— START Recorded data —

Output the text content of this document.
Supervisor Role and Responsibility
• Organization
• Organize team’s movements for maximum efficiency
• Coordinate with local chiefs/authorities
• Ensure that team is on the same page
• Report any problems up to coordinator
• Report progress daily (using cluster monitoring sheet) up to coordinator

— END Recorded data —

Instruction> Send back every record, precisely as written.

Output>
Output the text content of this document.
Supervisor Role and Responsibility
• Organization
• Organize team’s movements for maximum efficiency
• Coordinate with local chiefs/authorities
• Ensure that team is on the same page
• Report any problems up to coordinator
• Report progress daily (using cluster monitoring sheet) up to coordinator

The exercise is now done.